_Set task_
The records that follow are to be repeated exactly, with the pictures removed.

──────────

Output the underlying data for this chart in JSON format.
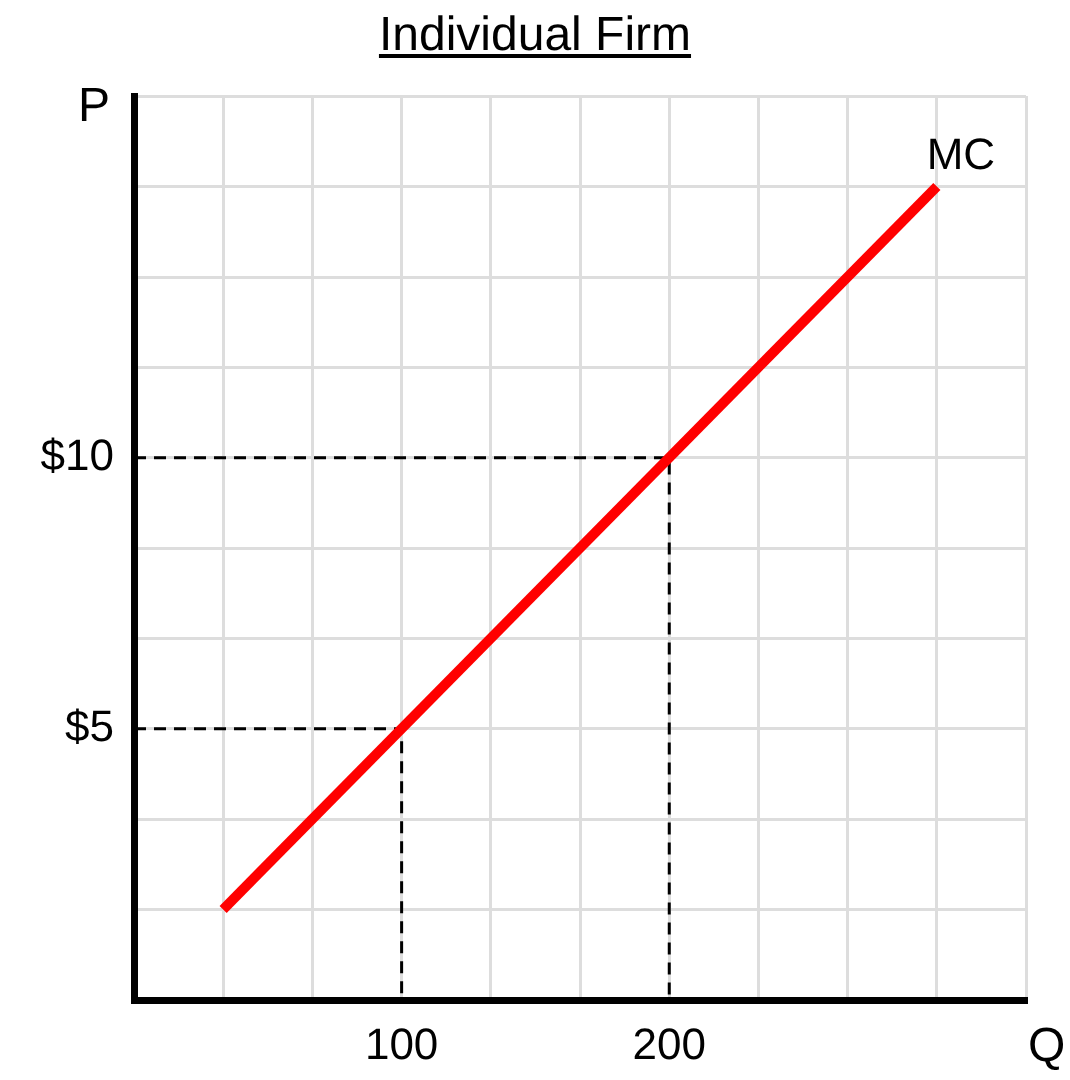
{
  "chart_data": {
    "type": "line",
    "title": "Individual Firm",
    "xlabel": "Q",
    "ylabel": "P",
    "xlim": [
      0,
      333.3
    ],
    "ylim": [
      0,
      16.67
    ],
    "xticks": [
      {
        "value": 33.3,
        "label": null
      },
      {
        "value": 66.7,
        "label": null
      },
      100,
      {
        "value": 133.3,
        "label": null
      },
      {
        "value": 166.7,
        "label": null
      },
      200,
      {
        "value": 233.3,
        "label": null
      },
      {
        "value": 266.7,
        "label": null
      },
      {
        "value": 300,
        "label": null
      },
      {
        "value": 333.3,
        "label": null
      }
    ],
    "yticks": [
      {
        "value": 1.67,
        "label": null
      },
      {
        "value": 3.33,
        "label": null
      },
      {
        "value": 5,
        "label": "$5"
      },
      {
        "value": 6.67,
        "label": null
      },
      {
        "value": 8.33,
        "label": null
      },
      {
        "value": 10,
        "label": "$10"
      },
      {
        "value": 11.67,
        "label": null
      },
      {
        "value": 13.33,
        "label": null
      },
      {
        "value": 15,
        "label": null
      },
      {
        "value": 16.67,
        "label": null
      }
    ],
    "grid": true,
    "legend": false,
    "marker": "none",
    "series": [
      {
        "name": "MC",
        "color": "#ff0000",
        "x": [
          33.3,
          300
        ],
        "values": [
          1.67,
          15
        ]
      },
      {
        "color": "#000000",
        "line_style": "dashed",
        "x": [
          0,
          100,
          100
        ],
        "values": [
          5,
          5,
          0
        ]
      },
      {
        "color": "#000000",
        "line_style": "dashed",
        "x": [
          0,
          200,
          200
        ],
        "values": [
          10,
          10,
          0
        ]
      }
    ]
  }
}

──────────

_Right answer_
Output the underlying data for this chart in JSON format.
{
  "chart_data": {
    "type": "line",
    "title": "Individual Firm",
    "xlabel": "Q",
    "ylabel": "P",
    "xlim": [
      0,
      333.3
    ],
    "ylim": [
      0,
      16.67
    ],
    "xticks": [
      {
        "value": 33.3,
        "label": null
      },
      {
        "value": 66.7,
        "label": null
      },
      100,
      {
        "value": 133.3,
        "label": null
      },
      {
        "value": 166.7,
        "label": null
      },
      200,
      {
        "value": 233.3,
        "label": null
      },
      {
        "value": 266.7,
        "label": null
      },
      {
        "value": 300,
        "label": null
      },
      {
        "value": 333.3,
        "label": null
      }
    ],
    "yticks": [
      {
        "value": 1.67,
        "label": null
      },
      {
        "value": 3.33,
        "label": null
      },
      {
        "value": 5,
        "label": "$5"
      },
      {
        "value": 6.67,
        "label": null
      },
      {
        "value": 8.33,
        "label": null
      },
      {
        "value": 10,
        "label": "$10"
      },
      {
        "value": 11.67,
        "label": null
      },
      {
        "value": 13.33,
        "label": null
      },
      {
        "value": 15,
        "label": null
      },
      {
        "value": 16.67,
        "label": null
      }
    ],
    "grid": true,
    "legend": false,
    "marker": "none",
    "series": [
      {
        "name": "MC",
        "color": "#ff0000",
        "x": [
          33.3,
          300
        ],
        "values": [
          1.67,
          15
        ]
      },
      {
        "color": "#000000",
        "line_style": "dashed",
        "x": [
          0,
          100,
          100
        ],
        "values": [
          5,
          5,
          0
        ]
      },
      {
        "color": "#000000",
        "line_style": "dashed",
        "x": [
          0,
          200,
          200
        ],
        "values": [
          10,
          10,
          0
        ]
      }
    ]
  }
}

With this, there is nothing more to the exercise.